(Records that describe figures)
◇ ◇ ◇

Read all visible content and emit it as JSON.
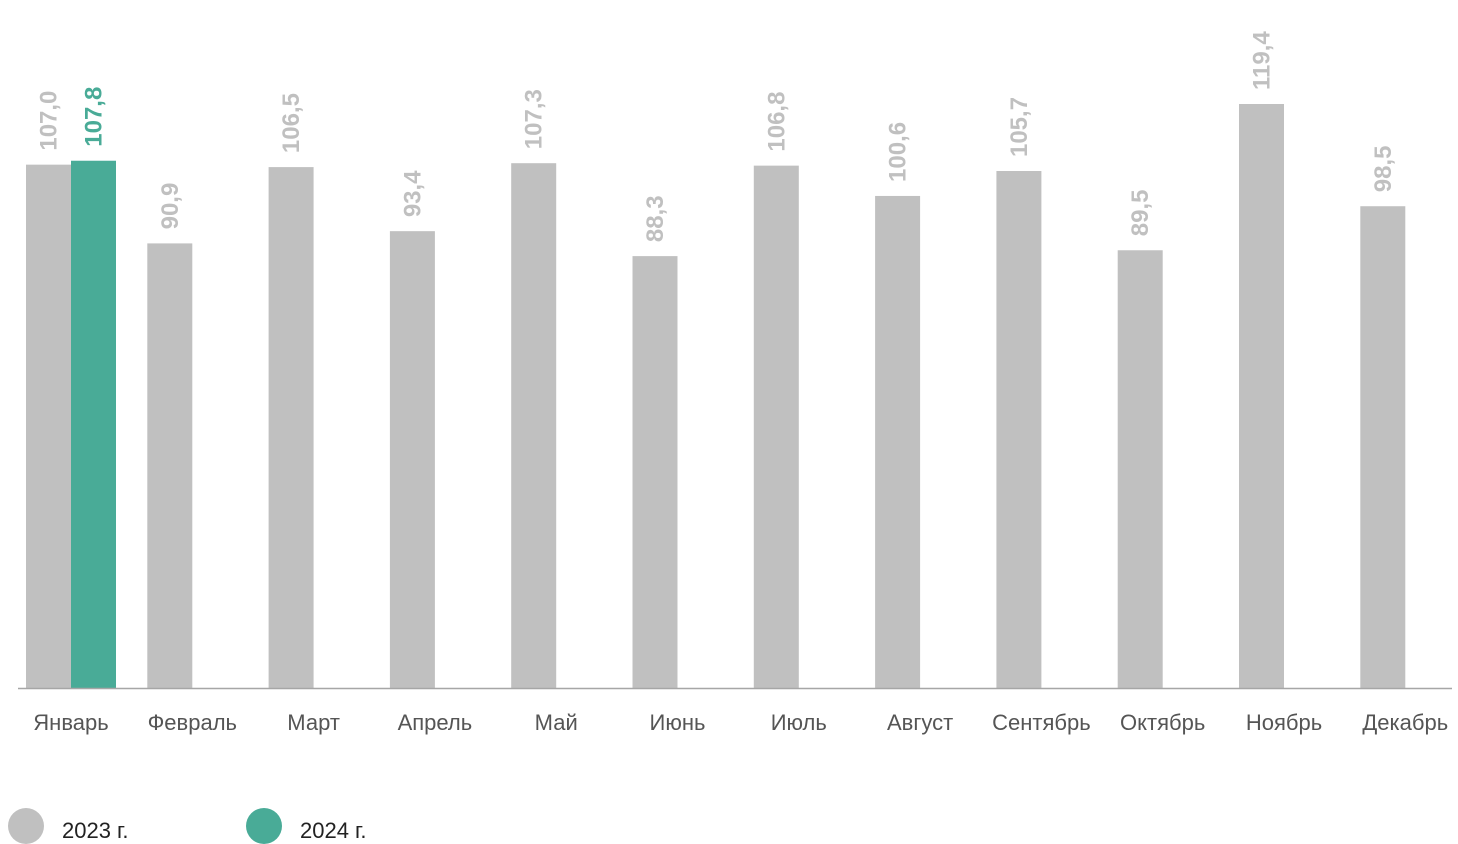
{
  "chart_data": {
    "type": "bar",
    "categories": [
      "Январь",
      "Февраль",
      "Март",
      "Апрель",
      "Май",
      "Июнь",
      "Июль",
      "Август",
      "Сентябрь",
      "Октябрь",
      "Ноябрь",
      "Декабрь"
    ],
    "series": [
      {
        "name": "2023 г.",
        "color": "#c0c0c0",
        "values": [
          107.0,
          90.9,
          106.5,
          93.4,
          107.3,
          88.3,
          106.8,
          100.6,
          105.7,
          89.5,
          119.4,
          98.5
        ],
        "labels": [
          "107,0",
          "90,9",
          "106,5",
          "93,4",
          "107,3",
          "88,3",
          "106,8",
          "100,6",
          "105,7",
          "89,5",
          "119,4",
          "98,5"
        ]
      },
      {
        "name": "2024 г.",
        "color": "#49ab97",
        "values": [
          107.8,
          null,
          null,
          null,
          null,
          null,
          null,
          null,
          null,
          null,
          null,
          null
        ],
        "labels": [
          "107,8",
          "",
          "",
          "",
          "",
          "",
          "",
          "",
          "",
          "",
          "",
          ""
        ]
      }
    ],
    "ylim": [
      0,
      120
    ],
    "grid": false,
    "legend": "bottom-left",
    "title": "",
    "xlabel": "",
    "ylabel": ""
  },
  "legend": {
    "items": [
      {
        "label": "2023 г.",
        "color": "#c0c0c0"
      },
      {
        "label": "2024 г.",
        "color": "#49ab97"
      }
    ]
  }
}
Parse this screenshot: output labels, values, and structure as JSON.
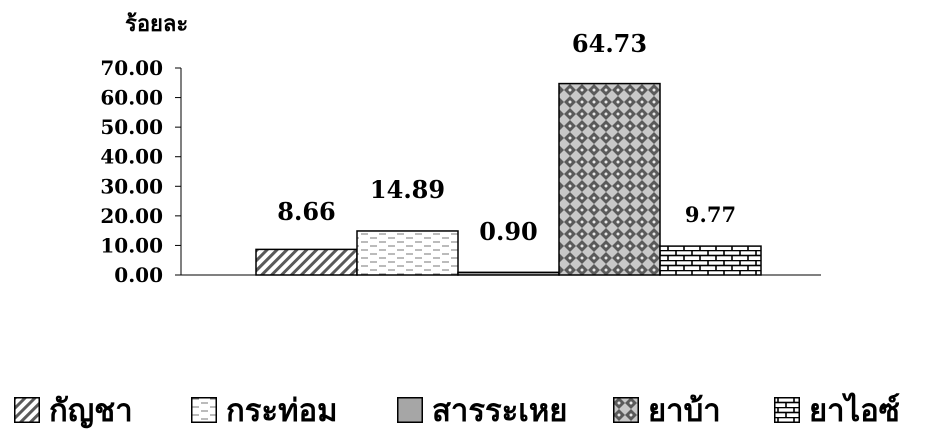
{
  "chart_data": {
    "type": "bar",
    "categories": [
      "กัญชา",
      "กระท่อม",
      "สารระเหย",
      "ยาบ้า",
      "ยาไอซ์"
    ],
    "values": [
      8.66,
      14.89,
      0.9,
      64.73,
      9.77
    ],
    "value_labels": [
      "8.66",
      "14.89",
      "0.90",
      "64.73",
      "9.77"
    ],
    "yticks": [
      "0.00",
      "10.00",
      "20.00",
      "30.00",
      "40.00",
      "50.00",
      "60.00",
      "70.00"
    ],
    "ytick_values": [
      0,
      10,
      20,
      30,
      40,
      50,
      60,
      70
    ],
    "ylabel": "ร้อยละ",
    "ylim": [
      0,
      70
    ],
    "grid": false,
    "legend_position": "bottom",
    "fills": [
      "diagonal-hatch",
      "dashed-lines",
      "gray-solid",
      "diamond-checker",
      "brick"
    ]
  }
}
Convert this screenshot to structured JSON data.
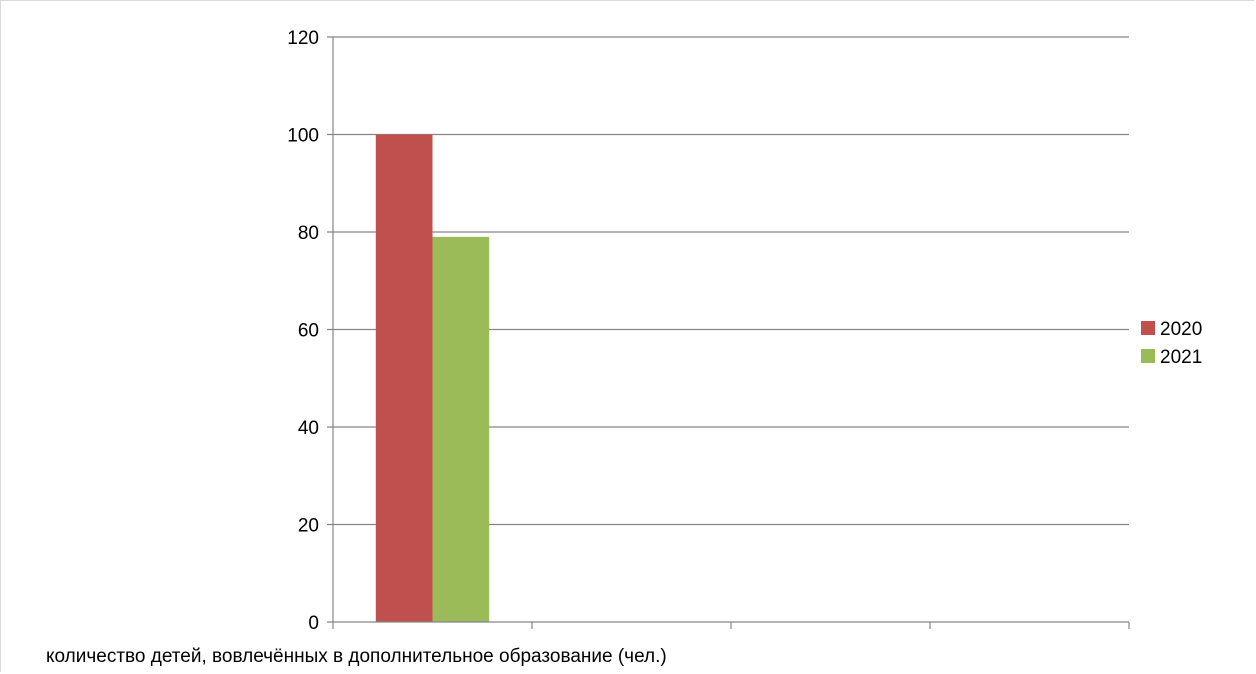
{
  "chart_data": {
    "type": "bar",
    "categories": [
      "количество детей, вовлечённых в дополнительное образование (чел.)",
      "",
      "",
      ""
    ],
    "series": [
      {
        "name": "2020",
        "values": [
          100,
          null,
          null,
          null
        ],
        "color": "#c0504d"
      },
      {
        "name": "2021",
        "values": [
          79,
          null,
          null,
          null
        ],
        "color": "#9bbb59"
      }
    ],
    "ylim": [
      0,
      120
    ],
    "yticks": [
      "0",
      "20",
      "40",
      "60",
      "80",
      "100",
      "120"
    ],
    "grid": true,
    "legend_position": "right",
    "axis_color": "#868686",
    "grid_color": "#868686"
  }
}
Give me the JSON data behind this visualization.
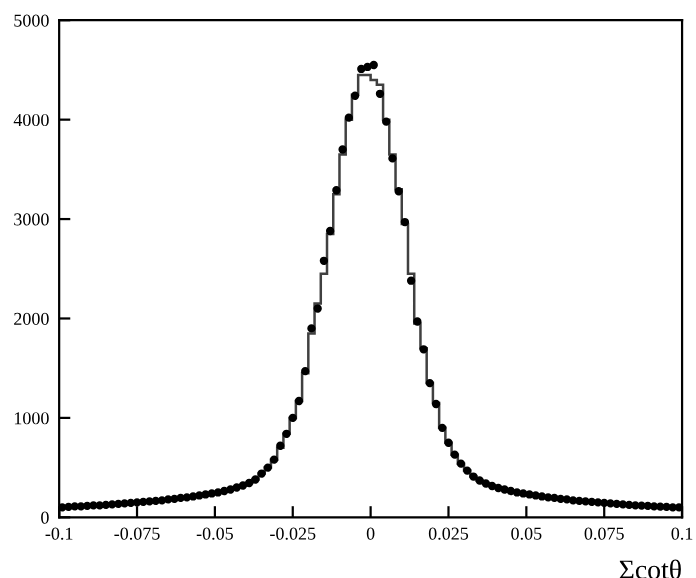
{
  "chart_data": {
    "type": "histogram",
    "xlabel": "Σcotθ",
    "bins": [
      -0.1,
      -0.098,
      -0.096,
      -0.094,
      -0.092,
      -0.09,
      -0.088,
      -0.086,
      -0.084,
      -0.082,
      -0.08,
      -0.078,
      -0.076,
      -0.074,
      -0.072,
      -0.07,
      -0.068,
      -0.066,
      -0.064,
      -0.062,
      -0.06,
      -0.058,
      -0.056,
      -0.054,
      -0.052,
      -0.05,
      -0.048,
      -0.046,
      -0.044,
      -0.042,
      -0.04,
      -0.038,
      -0.036,
      -0.034,
      -0.032,
      -0.03,
      -0.028,
      -0.026,
      -0.024,
      -0.022,
      -0.02,
      -0.018,
      -0.016,
      -0.014,
      -0.012,
      -0.01,
      -0.008,
      -0.006,
      -0.004,
      -0.002,
      0,
      0.002,
      0.004,
      0.006,
      0.008,
      0.01,
      0.012,
      0.014,
      0.016,
      0.018,
      0.02,
      0.022,
      0.024,
      0.026,
      0.028,
      0.03,
      0.032,
      0.034,
      0.036,
      0.038,
      0.04,
      0.042,
      0.044,
      0.046,
      0.048,
      0.05,
      0.052,
      0.054,
      0.056,
      0.058,
      0.06,
      0.062,
      0.064,
      0.066,
      0.068,
      0.07,
      0.072,
      0.074,
      0.076,
      0.078,
      0.08,
      0.082,
      0.084,
      0.086,
      0.088,
      0.09,
      0.092,
      0.094,
      0.096,
      0.098,
      0.1
    ],
    "values": [
      100,
      105,
      110,
      110,
      115,
      120,
      120,
      125,
      130,
      135,
      140,
      145,
      150,
      155,
      160,
      165,
      170,
      180,
      185,
      195,
      200,
      210,
      220,
      230,
      240,
      250,
      265,
      280,
      300,
      320,
      345,
      380,
      440,
      500,
      580,
      700,
      840,
      1000,
      1170,
      1450,
      1850,
      2150,
      2450,
      2850,
      3250,
      3650,
      4000,
      4250,
      4450,
      4450,
      4400,
      4350,
      4000,
      3650,
      3300,
      2950,
      2450,
      1950,
      1700,
      1350,
      1150,
      900,
      750,
      630,
      540,
      470,
      410,
      370,
      340,
      315,
      295,
      280,
      265,
      250,
      240,
      230,
      220,
      210,
      200,
      195,
      185,
      180,
      170,
      165,
      160,
      155,
      150,
      145,
      140,
      135,
      130,
      125,
      120,
      118,
      115,
      110,
      108,
      105,
      100,
      100
    ],
    "color": "#404040",
    "series": [
      {
        "type": "scatter",
        "color": "#000000",
        "marker": "circle",
        "x": [
          -0.099,
          -0.097,
          -0.095,
          -0.093,
          -0.091,
          -0.089,
          -0.087,
          -0.085,
          -0.083,
          -0.081,
          -0.079,
          -0.077,
          -0.075,
          -0.073,
          -0.071,
          -0.069,
          -0.067,
          -0.065,
          -0.063,
          -0.061,
          -0.059,
          -0.057,
          -0.055,
          -0.053,
          -0.051,
          -0.049,
          -0.047,
          -0.045,
          -0.043,
          -0.041,
          -0.039,
          -0.037,
          -0.035,
          -0.033,
          -0.031,
          -0.029,
          -0.027,
          -0.025,
          -0.023,
          -0.021,
          -0.019,
          -0.017,
          -0.015,
          -0.013,
          -0.011,
          -0.009,
          -0.007,
          -0.005,
          -0.003,
          -0.001,
          0.001,
          0.003,
          0.005,
          0.007,
          0.009,
          0.011,
          0.013,
          0.015,
          0.017,
          0.019,
          0.021,
          0.023,
          0.025,
          0.027,
          0.029,
          0.031,
          0.033,
          0.035,
          0.037,
          0.039,
          0.041,
          0.043,
          0.045,
          0.047,
          0.049,
          0.051,
          0.053,
          0.055,
          0.057,
          0.059,
          0.061,
          0.063,
          0.065,
          0.067,
          0.069,
          0.071,
          0.073,
          0.075,
          0.077,
          0.079,
          0.081,
          0.083,
          0.085,
          0.087,
          0.089,
          0.091,
          0.093,
          0.095,
          0.097,
          0.099
        ],
        "values": [
          100,
          105,
          110,
          110,
          115,
          120,
          120,
          125,
          130,
          135,
          140,
          145,
          150,
          155,
          160,
          165,
          170,
          180,
          185,
          195,
          200,
          210,
          220,
          230,
          240,
          250,
          265,
          280,
          300,
          320,
          345,
          380,
          440,
          500,
          580,
          720,
          840,
          1000,
          1170,
          1470,
          1900,
          2100,
          2580,
          2880,
          3290,
          3700,
          4020,
          4240,
          4510,
          4530,
          4550,
          4260,
          3980,
          3610,
          3280,
          2970,
          2380,
          1970,
          1690,
          1350,
          1140,
          900,
          750,
          630,
          540,
          470,
          410,
          370,
          340,
          315,
          295,
          280,
          265,
          250,
          240,
          230,
          220,
          210,
          200,
          195,
          185,
          180,
          170,
          165,
          160,
          155,
          150,
          145,
          140,
          135,
          130,
          125,
          120,
          118,
          115,
          110,
          108,
          105,
          100,
          100
        ]
      }
    ],
    "xlim": [
      -0.1,
      0.1
    ],
    "xticks": [
      {
        "value": -0.1,
        "label": "-0.1"
      },
      {
        "value": -0.075,
        "label": "-0.075"
      },
      {
        "value": -0.05,
        "label": "-0.05"
      },
      {
        "value": -0.025,
        "label": "-0.025"
      },
      0,
      0.025,
      0.05,
      0.075,
      0.1
    ],
    "ylim": [
      0,
      5000
    ],
    "yticks": [
      0,
      1000,
      2000,
      3000,
      4000,
      5000
    ],
    "grid": false
  }
}
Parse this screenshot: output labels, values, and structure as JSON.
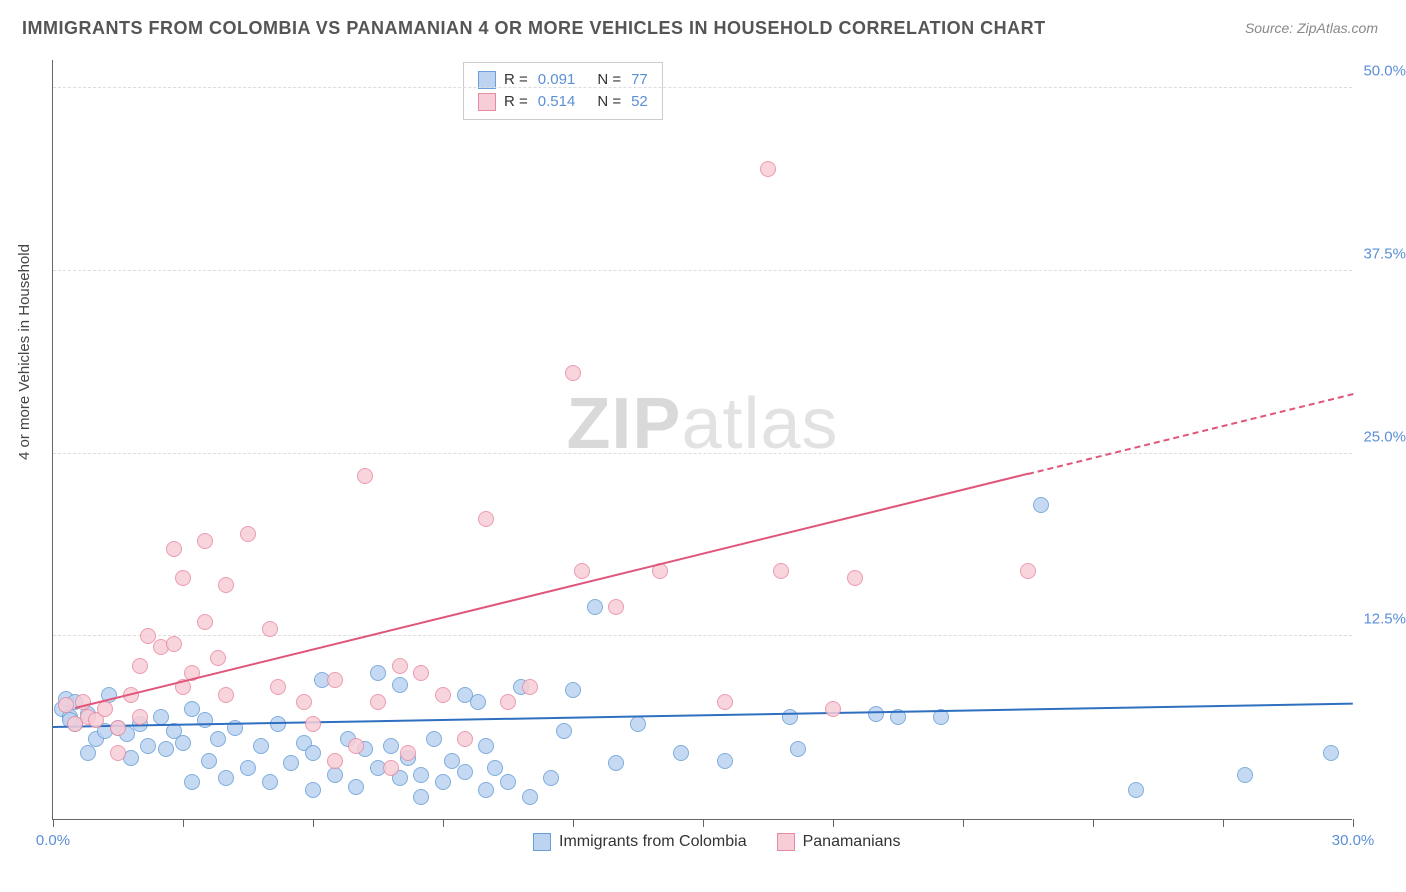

◇ ◇ ◇

Extract all lines of the records above that include "bottom".

RESULT FOR THIS EXERCISE =>
    "legend": "bottom-left",
    "legend_position": "bottom",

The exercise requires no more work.